> [What needs to be done] Using the listing below, give the number of lines where "myśl" appears, and nothing else.

> [Entries shown]
···

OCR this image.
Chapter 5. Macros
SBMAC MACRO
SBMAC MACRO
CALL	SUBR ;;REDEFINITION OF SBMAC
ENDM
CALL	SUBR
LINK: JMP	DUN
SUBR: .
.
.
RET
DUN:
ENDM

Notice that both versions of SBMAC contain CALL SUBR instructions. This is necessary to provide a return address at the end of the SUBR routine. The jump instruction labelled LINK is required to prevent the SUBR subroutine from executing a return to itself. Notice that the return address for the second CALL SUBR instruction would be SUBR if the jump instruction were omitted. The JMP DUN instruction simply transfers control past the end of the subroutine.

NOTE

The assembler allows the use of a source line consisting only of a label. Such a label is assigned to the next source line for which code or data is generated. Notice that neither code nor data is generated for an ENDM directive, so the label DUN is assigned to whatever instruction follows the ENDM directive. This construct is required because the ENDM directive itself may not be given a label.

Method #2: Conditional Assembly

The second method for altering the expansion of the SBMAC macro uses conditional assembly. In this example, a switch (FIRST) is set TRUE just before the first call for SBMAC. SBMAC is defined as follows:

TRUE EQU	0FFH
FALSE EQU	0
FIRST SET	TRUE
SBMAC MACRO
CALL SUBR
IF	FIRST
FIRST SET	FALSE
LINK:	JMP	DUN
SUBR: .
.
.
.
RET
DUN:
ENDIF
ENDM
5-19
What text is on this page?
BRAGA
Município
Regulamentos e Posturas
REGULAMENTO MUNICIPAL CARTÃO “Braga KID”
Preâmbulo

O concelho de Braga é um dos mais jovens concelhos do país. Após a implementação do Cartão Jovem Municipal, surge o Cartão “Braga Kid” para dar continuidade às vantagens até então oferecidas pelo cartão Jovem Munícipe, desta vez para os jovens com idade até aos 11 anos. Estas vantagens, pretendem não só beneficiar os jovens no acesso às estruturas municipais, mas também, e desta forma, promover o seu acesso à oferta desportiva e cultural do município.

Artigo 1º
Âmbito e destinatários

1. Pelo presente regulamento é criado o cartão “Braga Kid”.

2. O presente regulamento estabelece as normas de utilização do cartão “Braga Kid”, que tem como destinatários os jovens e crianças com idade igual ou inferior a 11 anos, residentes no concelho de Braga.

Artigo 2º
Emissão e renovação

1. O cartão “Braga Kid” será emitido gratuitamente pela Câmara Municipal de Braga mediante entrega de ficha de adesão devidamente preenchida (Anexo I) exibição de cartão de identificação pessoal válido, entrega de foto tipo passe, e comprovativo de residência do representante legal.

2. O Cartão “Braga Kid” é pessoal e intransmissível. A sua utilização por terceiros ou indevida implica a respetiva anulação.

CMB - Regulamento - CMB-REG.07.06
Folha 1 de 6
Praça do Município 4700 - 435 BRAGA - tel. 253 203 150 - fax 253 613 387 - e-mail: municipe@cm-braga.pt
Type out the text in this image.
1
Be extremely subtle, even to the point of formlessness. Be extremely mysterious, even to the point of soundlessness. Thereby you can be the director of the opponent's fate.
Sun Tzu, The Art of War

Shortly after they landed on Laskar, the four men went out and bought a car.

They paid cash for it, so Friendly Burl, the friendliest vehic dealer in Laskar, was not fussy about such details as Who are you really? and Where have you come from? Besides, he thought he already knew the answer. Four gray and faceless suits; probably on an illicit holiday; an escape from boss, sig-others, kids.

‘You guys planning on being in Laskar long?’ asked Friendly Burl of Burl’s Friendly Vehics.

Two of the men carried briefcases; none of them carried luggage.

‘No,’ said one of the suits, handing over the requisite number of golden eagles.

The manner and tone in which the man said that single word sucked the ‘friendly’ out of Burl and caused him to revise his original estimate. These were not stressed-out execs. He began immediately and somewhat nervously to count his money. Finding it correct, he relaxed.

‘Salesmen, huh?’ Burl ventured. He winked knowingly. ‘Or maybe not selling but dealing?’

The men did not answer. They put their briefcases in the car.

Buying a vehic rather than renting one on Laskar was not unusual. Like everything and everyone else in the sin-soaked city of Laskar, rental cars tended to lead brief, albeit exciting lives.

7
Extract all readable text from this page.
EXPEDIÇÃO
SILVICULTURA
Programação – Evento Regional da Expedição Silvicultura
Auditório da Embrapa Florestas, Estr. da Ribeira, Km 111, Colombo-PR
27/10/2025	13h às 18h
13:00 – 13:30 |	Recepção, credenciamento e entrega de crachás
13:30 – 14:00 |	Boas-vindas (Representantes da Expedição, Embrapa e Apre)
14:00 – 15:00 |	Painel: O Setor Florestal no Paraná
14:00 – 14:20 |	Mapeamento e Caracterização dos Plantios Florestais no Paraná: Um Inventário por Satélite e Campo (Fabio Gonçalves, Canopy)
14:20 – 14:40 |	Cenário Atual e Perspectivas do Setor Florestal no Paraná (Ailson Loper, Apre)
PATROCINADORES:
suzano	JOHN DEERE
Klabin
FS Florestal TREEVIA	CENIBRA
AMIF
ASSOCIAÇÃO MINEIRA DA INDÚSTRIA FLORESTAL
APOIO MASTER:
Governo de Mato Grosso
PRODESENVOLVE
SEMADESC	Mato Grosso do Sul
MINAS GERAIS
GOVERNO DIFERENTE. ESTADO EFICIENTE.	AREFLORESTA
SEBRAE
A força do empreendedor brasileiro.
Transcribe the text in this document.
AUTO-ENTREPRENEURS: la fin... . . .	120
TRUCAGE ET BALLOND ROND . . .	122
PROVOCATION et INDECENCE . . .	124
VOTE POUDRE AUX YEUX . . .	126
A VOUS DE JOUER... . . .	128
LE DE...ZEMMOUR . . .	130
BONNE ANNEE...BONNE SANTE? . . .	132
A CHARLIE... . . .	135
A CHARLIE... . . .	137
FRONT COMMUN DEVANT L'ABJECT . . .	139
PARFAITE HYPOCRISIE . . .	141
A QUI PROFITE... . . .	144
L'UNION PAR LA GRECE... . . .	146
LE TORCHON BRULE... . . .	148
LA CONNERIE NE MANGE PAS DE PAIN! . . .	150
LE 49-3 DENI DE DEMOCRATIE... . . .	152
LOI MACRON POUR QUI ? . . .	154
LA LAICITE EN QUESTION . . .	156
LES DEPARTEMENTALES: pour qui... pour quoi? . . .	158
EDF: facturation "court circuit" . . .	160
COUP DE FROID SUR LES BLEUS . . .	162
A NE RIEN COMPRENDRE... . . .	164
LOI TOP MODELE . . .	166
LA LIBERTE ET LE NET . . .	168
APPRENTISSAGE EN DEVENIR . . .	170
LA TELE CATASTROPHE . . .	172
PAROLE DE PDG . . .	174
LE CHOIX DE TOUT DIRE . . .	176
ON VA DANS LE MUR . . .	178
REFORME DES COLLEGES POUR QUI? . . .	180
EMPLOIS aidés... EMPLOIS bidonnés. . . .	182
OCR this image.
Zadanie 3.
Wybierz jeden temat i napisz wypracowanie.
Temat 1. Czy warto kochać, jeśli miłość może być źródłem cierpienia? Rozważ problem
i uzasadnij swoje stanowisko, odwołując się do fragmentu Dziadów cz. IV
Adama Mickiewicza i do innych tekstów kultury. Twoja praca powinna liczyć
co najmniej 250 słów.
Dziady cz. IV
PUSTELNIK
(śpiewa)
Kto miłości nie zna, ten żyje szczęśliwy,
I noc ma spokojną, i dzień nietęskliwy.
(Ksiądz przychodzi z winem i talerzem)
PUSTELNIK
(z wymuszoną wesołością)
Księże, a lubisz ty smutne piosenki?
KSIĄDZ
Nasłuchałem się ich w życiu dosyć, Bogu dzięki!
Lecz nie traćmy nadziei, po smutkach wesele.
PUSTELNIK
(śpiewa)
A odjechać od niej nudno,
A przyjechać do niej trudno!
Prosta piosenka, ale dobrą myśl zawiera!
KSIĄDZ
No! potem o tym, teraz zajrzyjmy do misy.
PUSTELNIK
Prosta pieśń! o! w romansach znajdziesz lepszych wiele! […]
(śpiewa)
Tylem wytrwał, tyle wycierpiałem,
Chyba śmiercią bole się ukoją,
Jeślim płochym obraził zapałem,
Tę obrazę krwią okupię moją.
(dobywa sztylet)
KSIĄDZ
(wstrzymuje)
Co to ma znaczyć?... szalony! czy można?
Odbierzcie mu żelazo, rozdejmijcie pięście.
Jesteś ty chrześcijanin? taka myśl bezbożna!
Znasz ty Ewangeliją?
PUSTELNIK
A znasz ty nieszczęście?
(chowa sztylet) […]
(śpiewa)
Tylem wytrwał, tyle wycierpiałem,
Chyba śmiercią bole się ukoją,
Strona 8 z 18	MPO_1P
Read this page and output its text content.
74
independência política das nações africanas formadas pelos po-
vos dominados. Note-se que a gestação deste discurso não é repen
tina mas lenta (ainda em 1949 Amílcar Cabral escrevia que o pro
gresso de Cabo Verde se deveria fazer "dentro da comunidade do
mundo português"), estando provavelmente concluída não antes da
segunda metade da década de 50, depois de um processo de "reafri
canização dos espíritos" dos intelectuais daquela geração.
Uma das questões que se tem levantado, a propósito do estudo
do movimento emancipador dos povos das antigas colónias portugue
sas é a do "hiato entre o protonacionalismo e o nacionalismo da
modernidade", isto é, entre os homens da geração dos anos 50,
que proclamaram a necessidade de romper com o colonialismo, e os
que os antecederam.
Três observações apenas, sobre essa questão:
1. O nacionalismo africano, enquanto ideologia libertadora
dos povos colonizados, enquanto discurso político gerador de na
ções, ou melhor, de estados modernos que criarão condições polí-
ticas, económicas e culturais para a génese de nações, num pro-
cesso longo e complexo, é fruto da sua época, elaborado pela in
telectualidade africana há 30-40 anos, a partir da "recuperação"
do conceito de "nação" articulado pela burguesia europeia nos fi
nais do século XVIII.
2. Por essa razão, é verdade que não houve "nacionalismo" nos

···

> [Result] 2